### Instruction
Find every line in the records below that contains the word "本选项不符合题意", and copy each such line.

### Data rows
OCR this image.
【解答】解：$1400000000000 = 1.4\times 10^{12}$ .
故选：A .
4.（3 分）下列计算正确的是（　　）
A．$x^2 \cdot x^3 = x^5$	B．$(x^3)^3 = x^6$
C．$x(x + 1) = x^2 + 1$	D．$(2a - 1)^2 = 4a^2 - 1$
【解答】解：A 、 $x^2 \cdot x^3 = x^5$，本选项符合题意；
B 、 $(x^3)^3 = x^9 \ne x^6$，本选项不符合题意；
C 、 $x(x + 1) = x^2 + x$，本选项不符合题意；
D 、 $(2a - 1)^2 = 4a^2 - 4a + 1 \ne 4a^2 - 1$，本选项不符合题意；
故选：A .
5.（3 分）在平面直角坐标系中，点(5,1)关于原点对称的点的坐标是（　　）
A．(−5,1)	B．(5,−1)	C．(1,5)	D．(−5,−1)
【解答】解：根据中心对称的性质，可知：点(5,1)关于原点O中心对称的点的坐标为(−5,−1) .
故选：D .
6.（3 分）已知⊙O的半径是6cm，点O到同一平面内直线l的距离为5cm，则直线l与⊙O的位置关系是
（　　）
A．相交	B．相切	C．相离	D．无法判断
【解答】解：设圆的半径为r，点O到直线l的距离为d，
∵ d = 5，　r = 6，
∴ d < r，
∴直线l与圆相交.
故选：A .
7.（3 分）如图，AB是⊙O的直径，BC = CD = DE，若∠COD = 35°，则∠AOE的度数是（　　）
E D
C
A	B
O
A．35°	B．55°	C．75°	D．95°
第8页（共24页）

### Reply
B 、 $(x^3)^3 = x^9 \ne x^6$，本选项不符合题意；
C 、 $x(x + 1) = x^2 + x$，本选项不符合题意；
D 、 $(2a - 1)^2 = 4a^2 - 4a + 1 \ne 4a^2 - 1$，本选项不符合题意；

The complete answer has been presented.